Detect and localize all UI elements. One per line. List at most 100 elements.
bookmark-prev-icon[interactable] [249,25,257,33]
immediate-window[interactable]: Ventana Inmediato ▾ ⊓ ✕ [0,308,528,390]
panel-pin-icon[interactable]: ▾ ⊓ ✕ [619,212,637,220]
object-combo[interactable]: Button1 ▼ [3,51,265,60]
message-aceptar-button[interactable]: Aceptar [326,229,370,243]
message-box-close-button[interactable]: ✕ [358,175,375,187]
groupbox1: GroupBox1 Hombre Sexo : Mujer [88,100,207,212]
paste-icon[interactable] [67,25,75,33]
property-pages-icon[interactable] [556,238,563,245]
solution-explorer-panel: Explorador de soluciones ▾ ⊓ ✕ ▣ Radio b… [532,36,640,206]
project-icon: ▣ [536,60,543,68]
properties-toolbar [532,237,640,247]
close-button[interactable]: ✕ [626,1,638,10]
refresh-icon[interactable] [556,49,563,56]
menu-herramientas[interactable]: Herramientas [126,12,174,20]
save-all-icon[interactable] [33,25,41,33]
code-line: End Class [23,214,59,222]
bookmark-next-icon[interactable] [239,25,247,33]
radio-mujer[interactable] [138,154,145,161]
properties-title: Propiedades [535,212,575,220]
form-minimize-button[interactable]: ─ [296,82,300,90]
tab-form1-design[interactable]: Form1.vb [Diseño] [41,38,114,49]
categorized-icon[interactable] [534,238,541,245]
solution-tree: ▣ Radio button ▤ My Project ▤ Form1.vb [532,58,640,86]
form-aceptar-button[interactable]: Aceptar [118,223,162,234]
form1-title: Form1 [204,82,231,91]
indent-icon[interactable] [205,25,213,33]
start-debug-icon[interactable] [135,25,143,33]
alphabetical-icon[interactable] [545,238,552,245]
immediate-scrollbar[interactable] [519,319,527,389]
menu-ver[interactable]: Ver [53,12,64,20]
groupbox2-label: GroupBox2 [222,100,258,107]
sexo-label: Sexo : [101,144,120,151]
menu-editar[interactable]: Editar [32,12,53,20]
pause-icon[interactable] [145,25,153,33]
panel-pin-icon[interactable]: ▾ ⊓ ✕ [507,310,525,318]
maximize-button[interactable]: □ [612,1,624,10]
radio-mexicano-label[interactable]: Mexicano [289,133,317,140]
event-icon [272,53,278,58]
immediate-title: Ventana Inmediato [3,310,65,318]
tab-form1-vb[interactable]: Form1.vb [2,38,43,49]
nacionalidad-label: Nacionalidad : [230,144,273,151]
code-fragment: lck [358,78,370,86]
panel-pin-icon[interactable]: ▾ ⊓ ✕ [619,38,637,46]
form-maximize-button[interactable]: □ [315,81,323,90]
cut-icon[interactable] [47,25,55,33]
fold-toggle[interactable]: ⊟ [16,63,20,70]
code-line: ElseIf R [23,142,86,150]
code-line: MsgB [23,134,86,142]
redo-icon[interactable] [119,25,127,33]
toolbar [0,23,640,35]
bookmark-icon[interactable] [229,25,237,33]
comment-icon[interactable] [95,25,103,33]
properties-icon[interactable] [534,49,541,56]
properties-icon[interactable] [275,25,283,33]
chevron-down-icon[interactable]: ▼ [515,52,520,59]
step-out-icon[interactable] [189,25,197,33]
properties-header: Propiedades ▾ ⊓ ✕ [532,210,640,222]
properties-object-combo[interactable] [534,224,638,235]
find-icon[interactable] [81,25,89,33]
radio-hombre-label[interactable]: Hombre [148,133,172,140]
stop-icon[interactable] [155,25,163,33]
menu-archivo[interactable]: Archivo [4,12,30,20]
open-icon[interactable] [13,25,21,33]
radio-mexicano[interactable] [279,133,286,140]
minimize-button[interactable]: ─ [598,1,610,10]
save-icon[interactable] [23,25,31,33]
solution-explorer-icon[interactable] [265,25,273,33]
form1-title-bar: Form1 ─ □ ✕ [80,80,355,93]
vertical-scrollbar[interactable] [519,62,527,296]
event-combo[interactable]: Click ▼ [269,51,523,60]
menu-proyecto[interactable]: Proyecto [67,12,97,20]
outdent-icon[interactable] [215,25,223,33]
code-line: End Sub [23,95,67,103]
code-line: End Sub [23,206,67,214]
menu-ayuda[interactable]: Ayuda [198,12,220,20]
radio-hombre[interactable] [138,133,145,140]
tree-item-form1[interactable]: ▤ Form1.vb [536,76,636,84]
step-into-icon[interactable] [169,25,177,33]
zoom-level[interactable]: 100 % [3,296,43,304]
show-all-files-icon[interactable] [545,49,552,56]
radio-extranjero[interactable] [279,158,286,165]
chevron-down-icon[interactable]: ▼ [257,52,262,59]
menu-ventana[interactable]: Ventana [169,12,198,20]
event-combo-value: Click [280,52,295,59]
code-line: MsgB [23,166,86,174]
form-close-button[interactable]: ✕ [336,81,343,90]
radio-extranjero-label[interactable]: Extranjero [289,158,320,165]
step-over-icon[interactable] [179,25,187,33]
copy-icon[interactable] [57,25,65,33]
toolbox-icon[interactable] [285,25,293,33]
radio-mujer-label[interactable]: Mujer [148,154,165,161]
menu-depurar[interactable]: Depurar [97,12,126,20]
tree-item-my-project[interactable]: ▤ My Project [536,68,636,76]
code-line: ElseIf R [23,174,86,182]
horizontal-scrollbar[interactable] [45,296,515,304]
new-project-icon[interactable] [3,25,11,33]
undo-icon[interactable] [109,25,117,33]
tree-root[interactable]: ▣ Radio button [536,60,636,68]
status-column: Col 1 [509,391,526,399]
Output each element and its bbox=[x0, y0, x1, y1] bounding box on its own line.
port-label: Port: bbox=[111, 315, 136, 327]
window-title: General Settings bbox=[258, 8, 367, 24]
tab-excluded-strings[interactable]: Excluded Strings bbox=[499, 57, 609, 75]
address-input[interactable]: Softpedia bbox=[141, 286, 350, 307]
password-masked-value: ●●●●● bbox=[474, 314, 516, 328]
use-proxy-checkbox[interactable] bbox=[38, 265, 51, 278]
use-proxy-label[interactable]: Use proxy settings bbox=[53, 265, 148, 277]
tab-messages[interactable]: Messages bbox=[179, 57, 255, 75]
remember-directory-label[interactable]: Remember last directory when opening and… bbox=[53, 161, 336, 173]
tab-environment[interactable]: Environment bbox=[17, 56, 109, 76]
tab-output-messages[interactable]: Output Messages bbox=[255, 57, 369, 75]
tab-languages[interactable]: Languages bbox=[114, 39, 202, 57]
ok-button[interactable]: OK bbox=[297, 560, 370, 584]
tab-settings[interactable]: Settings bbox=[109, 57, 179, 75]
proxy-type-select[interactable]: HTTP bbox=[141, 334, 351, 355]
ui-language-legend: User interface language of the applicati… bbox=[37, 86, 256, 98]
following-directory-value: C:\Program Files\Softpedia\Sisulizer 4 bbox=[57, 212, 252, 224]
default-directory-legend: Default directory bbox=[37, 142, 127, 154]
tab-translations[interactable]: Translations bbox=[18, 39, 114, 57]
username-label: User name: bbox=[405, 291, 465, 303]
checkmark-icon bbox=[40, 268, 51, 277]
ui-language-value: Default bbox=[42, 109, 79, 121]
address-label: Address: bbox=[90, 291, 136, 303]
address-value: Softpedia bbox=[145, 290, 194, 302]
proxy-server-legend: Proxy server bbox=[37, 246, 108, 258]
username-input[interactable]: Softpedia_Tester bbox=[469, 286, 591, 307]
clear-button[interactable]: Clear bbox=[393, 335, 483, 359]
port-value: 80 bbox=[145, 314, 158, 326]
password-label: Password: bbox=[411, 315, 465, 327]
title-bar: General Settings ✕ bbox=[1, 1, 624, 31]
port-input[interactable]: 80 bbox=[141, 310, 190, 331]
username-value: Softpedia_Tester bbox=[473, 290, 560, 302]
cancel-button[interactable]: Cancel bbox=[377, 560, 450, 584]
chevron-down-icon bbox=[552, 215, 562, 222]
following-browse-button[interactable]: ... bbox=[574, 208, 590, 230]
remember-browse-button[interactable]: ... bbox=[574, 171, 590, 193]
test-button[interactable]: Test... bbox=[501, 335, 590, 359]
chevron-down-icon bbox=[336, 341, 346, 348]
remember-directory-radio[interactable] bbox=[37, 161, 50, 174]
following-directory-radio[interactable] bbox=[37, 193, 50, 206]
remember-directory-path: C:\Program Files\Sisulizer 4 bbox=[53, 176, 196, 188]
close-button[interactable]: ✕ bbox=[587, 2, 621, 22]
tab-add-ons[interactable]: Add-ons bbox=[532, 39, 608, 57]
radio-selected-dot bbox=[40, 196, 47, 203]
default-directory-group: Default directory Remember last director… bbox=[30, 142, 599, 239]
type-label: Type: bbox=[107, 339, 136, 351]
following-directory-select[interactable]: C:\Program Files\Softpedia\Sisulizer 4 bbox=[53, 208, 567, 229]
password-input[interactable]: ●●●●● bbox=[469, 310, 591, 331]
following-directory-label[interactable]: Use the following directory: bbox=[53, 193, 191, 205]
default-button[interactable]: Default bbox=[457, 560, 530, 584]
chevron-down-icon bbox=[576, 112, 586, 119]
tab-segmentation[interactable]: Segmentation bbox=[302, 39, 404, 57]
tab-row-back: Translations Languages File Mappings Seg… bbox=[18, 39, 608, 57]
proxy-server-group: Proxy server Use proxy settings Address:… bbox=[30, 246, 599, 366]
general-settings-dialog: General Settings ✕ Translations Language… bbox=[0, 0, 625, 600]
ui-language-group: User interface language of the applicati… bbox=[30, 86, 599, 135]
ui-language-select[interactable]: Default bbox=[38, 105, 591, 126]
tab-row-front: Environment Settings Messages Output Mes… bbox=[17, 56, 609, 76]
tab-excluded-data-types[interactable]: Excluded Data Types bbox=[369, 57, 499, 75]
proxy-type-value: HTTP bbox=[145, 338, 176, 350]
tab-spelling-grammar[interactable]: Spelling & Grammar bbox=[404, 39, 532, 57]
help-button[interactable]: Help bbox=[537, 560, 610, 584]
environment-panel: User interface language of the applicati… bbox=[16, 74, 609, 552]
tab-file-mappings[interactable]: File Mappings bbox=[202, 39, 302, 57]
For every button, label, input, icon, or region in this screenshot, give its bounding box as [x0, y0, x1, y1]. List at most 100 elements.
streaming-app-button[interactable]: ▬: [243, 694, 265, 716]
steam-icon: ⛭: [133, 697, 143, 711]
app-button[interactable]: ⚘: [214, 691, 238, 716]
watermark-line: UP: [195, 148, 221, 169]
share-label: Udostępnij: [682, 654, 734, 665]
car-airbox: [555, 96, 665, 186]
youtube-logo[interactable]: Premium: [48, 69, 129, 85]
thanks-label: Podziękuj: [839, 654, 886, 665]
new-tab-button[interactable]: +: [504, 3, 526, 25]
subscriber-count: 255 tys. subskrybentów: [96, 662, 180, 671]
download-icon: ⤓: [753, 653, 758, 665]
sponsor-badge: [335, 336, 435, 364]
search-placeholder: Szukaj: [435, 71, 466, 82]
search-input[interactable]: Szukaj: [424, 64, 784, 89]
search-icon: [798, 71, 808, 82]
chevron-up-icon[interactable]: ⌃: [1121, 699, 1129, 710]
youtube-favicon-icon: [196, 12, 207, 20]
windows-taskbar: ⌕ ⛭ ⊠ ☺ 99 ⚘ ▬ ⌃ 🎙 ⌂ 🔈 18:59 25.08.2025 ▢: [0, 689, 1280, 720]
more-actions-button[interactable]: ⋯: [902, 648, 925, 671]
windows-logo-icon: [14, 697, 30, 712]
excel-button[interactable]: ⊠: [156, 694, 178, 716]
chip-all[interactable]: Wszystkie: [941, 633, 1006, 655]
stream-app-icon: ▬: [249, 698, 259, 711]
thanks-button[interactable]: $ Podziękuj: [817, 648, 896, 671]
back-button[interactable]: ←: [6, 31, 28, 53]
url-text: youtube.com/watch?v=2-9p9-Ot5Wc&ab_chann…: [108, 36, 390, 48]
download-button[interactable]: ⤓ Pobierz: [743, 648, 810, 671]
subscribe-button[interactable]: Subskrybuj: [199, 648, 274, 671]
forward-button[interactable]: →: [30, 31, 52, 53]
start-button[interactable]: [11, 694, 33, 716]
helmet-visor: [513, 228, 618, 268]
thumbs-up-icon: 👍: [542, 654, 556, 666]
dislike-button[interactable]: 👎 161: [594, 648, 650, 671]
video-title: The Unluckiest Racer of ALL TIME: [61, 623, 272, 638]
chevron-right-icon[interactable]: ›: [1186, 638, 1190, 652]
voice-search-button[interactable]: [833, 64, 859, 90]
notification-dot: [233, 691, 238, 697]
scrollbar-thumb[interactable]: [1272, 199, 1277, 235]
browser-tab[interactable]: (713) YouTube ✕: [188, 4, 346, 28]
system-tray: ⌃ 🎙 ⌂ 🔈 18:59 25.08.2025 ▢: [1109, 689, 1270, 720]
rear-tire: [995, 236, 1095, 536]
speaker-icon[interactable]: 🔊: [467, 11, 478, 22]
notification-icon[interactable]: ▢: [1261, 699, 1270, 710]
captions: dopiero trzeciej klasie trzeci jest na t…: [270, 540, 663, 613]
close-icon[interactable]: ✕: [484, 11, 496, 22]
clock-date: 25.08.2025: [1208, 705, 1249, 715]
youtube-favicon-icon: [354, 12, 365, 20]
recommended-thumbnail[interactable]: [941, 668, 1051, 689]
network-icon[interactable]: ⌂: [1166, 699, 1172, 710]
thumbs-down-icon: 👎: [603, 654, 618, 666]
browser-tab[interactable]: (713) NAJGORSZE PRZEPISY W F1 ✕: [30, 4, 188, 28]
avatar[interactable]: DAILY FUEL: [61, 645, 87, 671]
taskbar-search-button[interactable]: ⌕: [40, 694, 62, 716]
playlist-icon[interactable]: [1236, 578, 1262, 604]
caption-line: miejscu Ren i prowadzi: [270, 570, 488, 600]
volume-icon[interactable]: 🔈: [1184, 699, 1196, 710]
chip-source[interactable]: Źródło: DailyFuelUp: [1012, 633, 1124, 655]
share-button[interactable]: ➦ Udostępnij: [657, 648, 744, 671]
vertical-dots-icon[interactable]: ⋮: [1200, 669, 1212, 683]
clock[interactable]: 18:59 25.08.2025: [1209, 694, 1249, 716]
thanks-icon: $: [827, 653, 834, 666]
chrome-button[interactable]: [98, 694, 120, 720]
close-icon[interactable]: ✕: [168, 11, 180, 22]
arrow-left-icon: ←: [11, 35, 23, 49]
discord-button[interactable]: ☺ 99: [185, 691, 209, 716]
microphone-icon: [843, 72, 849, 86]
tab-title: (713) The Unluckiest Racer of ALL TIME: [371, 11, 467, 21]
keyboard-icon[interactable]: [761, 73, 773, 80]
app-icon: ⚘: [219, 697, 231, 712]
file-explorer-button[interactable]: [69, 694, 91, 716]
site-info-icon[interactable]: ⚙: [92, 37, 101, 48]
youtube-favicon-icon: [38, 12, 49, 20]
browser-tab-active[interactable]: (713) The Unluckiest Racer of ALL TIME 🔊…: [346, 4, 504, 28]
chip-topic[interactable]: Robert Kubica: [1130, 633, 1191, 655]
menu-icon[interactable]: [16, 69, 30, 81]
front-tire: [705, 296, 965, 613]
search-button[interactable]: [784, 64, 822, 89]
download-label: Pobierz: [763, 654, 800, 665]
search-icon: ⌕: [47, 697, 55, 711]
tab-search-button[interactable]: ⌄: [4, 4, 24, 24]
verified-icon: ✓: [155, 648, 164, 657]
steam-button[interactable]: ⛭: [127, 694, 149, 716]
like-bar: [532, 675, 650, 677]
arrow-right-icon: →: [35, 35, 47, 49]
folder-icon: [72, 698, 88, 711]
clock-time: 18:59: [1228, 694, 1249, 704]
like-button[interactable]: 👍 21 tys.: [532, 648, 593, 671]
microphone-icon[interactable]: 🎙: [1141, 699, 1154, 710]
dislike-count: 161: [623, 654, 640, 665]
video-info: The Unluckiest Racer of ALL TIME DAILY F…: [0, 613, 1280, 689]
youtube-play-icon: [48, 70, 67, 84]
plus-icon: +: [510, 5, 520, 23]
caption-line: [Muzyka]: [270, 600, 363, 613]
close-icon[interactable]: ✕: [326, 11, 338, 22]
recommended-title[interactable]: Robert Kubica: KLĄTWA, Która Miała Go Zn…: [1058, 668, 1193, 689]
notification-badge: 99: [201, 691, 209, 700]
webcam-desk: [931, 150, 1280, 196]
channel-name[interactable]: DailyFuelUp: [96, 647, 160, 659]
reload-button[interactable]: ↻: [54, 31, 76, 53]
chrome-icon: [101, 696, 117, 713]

_Written instruction_
Filter the rows above down to those containing the string "MsgB", and copy each matching row. Matching is case-sensitive.

_The completed task_
code-line: MsgB [23,134,86,142]
code-line: MsgB [23,166,86,174]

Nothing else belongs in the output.